Please output every line of the material as it stands, without the pictures.

- Data section -
★ ★ ★
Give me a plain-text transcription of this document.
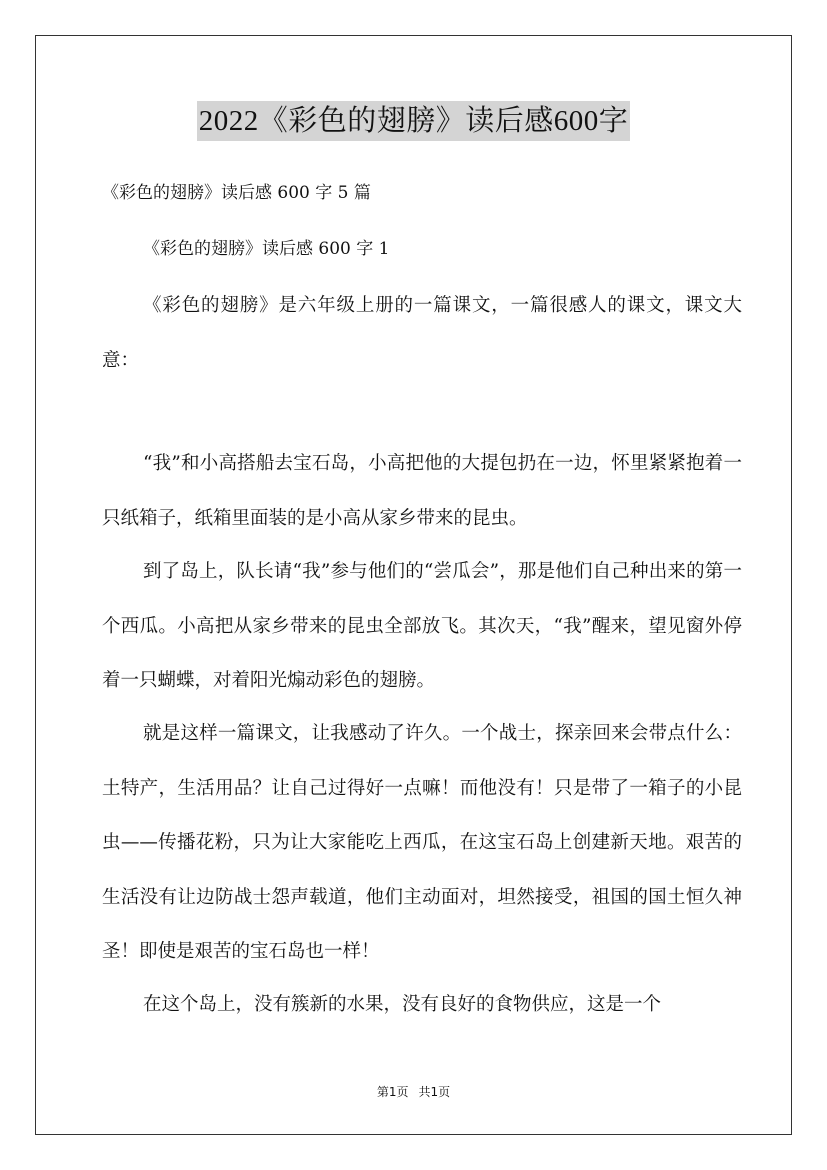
2022《彩色的翅膀》读后感600字
《彩色的翅膀》读后感 600 字 5 篇
《彩色的翅膀》读后感 600 字 1

《彩色的翅膀》是六年级上册的一篇课文，一篇很感人的课文，课文大意：

“我”和小高搭船去宝石岛，小高把他的大提包扔在一边，怀里紧紧抱着一只纸箱子，纸箱里面装的是小高从家乡带来的昆虫。

到了岛上，队长请“我”参与他们的“尝瓜会”，那是他们自己种出来的第一个西瓜。小高把从家乡带来的昆虫全部放飞。其次天，“我”醒来，望见窗外停着一只蝴蝶，对着阳光煽动彩色的翅膀。

就是这样一篇课文，让我感动了许久。一个战士，探亲回来会带点什么：土特产，生活用品？让自己过得好一点嘛！而他没有！只是带了一箱子的小昆虫——传播花粉，只为让大家能吃上西瓜，在这宝石岛上创建新天地。艰苦的生活没有让边防战士怨声载道，他们主动面对，坦然接受，祖国的国土恒久神圣！即使是艰苦的宝石岛也一样！

在这个岛上，没有簇新的水果，没有良好的食物供应，这是一个

第1页 共1页
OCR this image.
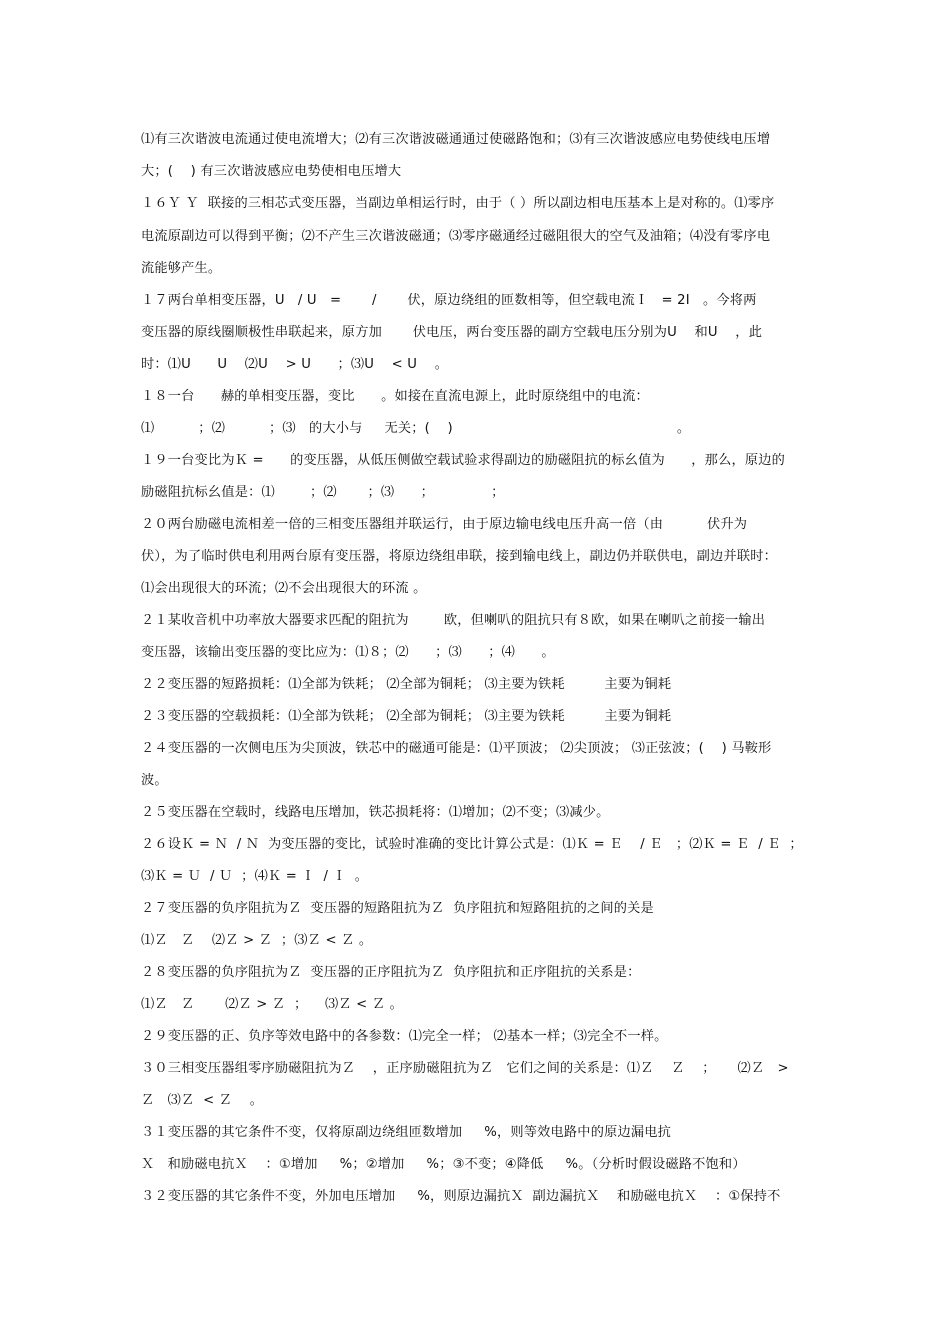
⑴有三次谐波电流通过使电流增大；⑵有三次谐波磁通通过使磁路饱和；⑶有三次谐波感应电势使线电压增
大；(    ) 有三次谐波感应电势使相电压增大
１６Ｙ Ｙ  联接的三相芯式变压器，当副边单相运行时，由于（ ）所以副边相电压基本上是对称的。⑴零序
电流原副边可以得到平衡；⑵不产生三次谐波磁通；⑶零序磁通经过磁阻很大的空气及油箱；⑷没有零序电
流能够产生。
１７两台单相变压器，U   / U   =       /       伏，原边绕组的匝数相等，但空载电流Ｉ   = 2I   。今将两
变压器的原线圈顺极性串联起来，原方加       伏电压，两台变压器的副方空载电压分别为U    和U    ，此
时：⑴U      U    ⑵U    > U      ；⑶U    < U    。
１８一台      赫的单相变压器，变比      。如接在直流电源上，此时原绕组中的电流：
⑴          ；⑵          ；⑶   的大小与     无关；(    )                                                   。
１９一台变比为Ｋ =      的变压器，从低压侧做空载试验求得副边的励磁阻抗的标幺值为      ，那么，原边的
励磁阻抗标幺值是：⑴        ；⑵       ；⑶      ；             ；
２０两台励磁电流相差一倍的三相变压器组并联运行，由于原边输电线电压升高一倍（由          伏升为
伏），为了临时供电利用两台原有变压器，将原边绕组串联，接到输电线上，副边仍并联供电，副边并联时：
⑴会出现很大的环流；⑵不会出现很大的环流 。
２１某收音机中功率放大器要求匹配的阻抗为        欧，但喇叭的阻抗只有８欧，如果在喇叭之前接一输出
变压器，该输出变压器的变比应为：⑴８；⑵      ；⑶      ；⑷      。
２２变压器的短路损耗：⑴全部为铁耗； ⑵全部为铜耗； ⑶主要为铁耗         主要为铜耗
２３变压器的空载损耗：⑴全部为铁耗； ⑵全部为铜耗； ⑶主要为铁耗         主要为铜耗
２４变压器的一次侧电压为尖顶波，铁芯中的磁通可能是：⑴平顶波； ⑵尖顶波； ⑶正弦波；(    ) 马鞍形
波。
２５变压器在空载时，线路电压增加，铁芯损耗将：⑴增加；⑵不变；⑶减少。
２６设Ｋ = Ｎ  / Ｎ  为变压器的变比，试验时准确的变比计算公式是：⑴Ｋ = Ｅ    / Ｅ   ；⑵Ｋ = Ｅ  / Ｅ  ；
⑶Ｋ = Ｕ  / Ｕ  ；⑷Ｋ = Ｉ  / Ｉ  。
２７变压器的负序阻抗为Ｚ  变压器的短路阻抗为Ｚ  负序阻抗和短路阻抗的之间的关是
⑴Ｚ   Ｚ    ⑵Ｚ > Ｚ  ；⑶Ｚ < Ｚ 。
２８变压器的负序阻抗为Ｚ  变压器的正序阻抗为Ｚ  负序阻抗和正序阻抗的关系是：
⑴Ｚ   Ｚ       ⑵Ｚ > Ｚ  ；    ⑶Ｚ < Ｚ 。
２９变压器的正、负序等效电路中的各参数：⑴完全一样； ⑵基本一样；⑶完全不一样。
３０三相变压器组零序励磁阻抗为Ｚ    ，正序励磁阻抗为Ｚ   它们之间的关系是：⑴Ｚ    Ｚ    ；     ⑵Ｚ   >
Ｚ   ⑶Ｚ  < Ｚ    。
３１变压器的其它条件不变，仅将原副边绕组匝数增加     %，则等效电路中的原边漏电抗
Ｘ   和励磁电抗Ｘ    ：①增加     %；②增加     %；③不变；④降低     %。（分析时假设磁路不饱和）
３２变压器的其它条件不变，外加电压增加     %，则原边漏抗Ｘ  副边漏抗Ｘ    和励磁电抗Ｘ    ：①保持不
★ ★ ★
- Answer to this exercise -
Give me a plain-text transcription of this document.
2022《彩色的翅膀》读后感600字
《彩色的翅膀》读后感 600 字 5 篇
《彩色的翅膀》读后感 600 字 1

《彩色的翅膀》是六年级上册的一篇课文，一篇很感人的课文，课文大意：

“我”和小高搭船去宝石岛，小高把他的大提包扔在一边，怀里紧紧抱着一只纸箱子，纸箱里面装的是小高从家乡带来的昆虫。

到了岛上，队长请“我”参与他们的“尝瓜会”，那是他们自己种出来的第一个西瓜。小高把从家乡带来的昆虫全部放飞。其次天，“我”醒来，望见窗外停着一只蝴蝶，对着阳光煽动彩色的翅膀。

就是这样一篇课文，让我感动了许久。一个战士，探亲回来会带点什么：土特产，生活用品？让自己过得好一点嘛！而他没有！只是带了一箱子的小昆虫——传播花粉，只为让大家能吃上西瓜，在这宝石岛上创建新天地。艰苦的生活没有让边防战士怨声载道，他们主动面对，坦然接受，祖国的国土恒久神圣！即使是艰苦的宝石岛也一样！

在这个岛上，没有簇新的水果，没有良好的食物供应，这是一个

第1页 共1页
OCR this image.
⑴有三次谐波电流通过使电流增大；⑵有三次谐波磁通通过使磁路饱和；⑶有三次谐波感应电势使线电压增
大；(    ) 有三次谐波感应电势使相电压增大
１６Ｙ Ｙ  联接的三相芯式变压器，当副边单相运行时，由于（ ）所以副边相电压基本上是对称的。⑴零序
电流原副边可以得到平衡；⑵不产生三次谐波磁通；⑶零序磁通经过磁阻很大的空气及油箱；⑷没有零序电
流能够产生。
１７两台单相变压器，U   / U   =       /       伏，原边绕组的匝数相等，但空载电流Ｉ   = 2I   。今将两
变压器的原线圈顺极性串联起来，原方加       伏电压，两台变压器的副方空载电压分别为U    和U    ，此
时：⑴U      U    ⑵U    > U      ；⑶U    < U    。
１８一台      赫的单相变压器，变比      。如接在直流电源上，此时原绕组中的电流：
⑴          ；⑵          ；⑶   的大小与     无关；(    )                                                   。
１９一台变比为Ｋ =      的变压器，从低压侧做空载试验求得副边的励磁阻抗的标幺值为      ，那么，原边的
励磁阻抗标幺值是：⑴        ；⑵       ；⑶      ；             ；
２０两台励磁电流相差一倍的三相变压器组并联运行，由于原边输电线电压升高一倍（由          伏升为
伏），为了临时供电利用两台原有变压器，将原边绕组串联，接到输电线上，副边仍并联供电，副边并联时：
⑴会出现很大的环流；⑵不会出现很大的环流 。
２１某收音机中功率放大器要求匹配的阻抗为        欧，但喇叭的阻抗只有８欧，如果在喇叭之前接一输出
变压器，该输出变压器的变比应为：⑴８；⑵      ；⑶      ；⑷      。
２２变压器的短路损耗：⑴全部为铁耗； ⑵全部为铜耗； ⑶主要为铁耗         主要为铜耗
２３变压器的空载损耗：⑴全部为铁耗； ⑵全部为铜耗； ⑶主要为铁耗         主要为铜耗
２４变压器的一次侧电压为尖顶波，铁芯中的磁通可能是：⑴平顶波； ⑵尖顶波； ⑶正弦波；(    ) 马鞍形
波。
２５变压器在空载时，线路电压增加，铁芯损耗将：⑴增加；⑵不变；⑶减少。
２６设Ｋ = Ｎ  / Ｎ  为变压器的变比，试验时准确的变比计算公式是：⑴Ｋ = Ｅ    / Ｅ   ；⑵Ｋ = Ｅ  / Ｅ  ；
⑶Ｋ = Ｕ  / Ｕ  ；⑷Ｋ = Ｉ  / Ｉ  。
２７变压器的负序阻抗为Ｚ  变压器的短路阻抗为Ｚ  负序阻抗和短路阻抗的之间的关是
⑴Ｚ   Ｚ    ⑵Ｚ > Ｚ  ；⑶Ｚ < Ｚ 。
２８变压器的负序阻抗为Ｚ  变压器的正序阻抗为Ｚ  负序阻抗和正序阻抗的关系是：
⑴Ｚ   Ｚ       ⑵Ｚ > Ｚ  ；    ⑶Ｚ < Ｚ 。
２９变压器的正、负序等效电路中的各参数：⑴完全一样； ⑵基本一样；⑶完全不一样。
３０三相变压器组零序励磁阻抗为Ｚ    ，正序励磁阻抗为Ｚ   它们之间的关系是：⑴Ｚ    Ｚ    ；     ⑵Ｚ   >
Ｚ   ⑶Ｚ  < Ｚ    。
３１变压器的其它条件不变，仅将原副边绕组匝数增加     %，则等效电路中的原边漏电抗
Ｘ   和励磁电抗Ｘ    ：①增加     %；②增加     %；③不变；④降低     %。（分析时假设磁路不饱和）
３２变压器的其它条件不变，外加电压增加     %，则原边漏抗Ｘ  副边漏抗Ｘ    和励磁电抗Ｘ    ：①保持不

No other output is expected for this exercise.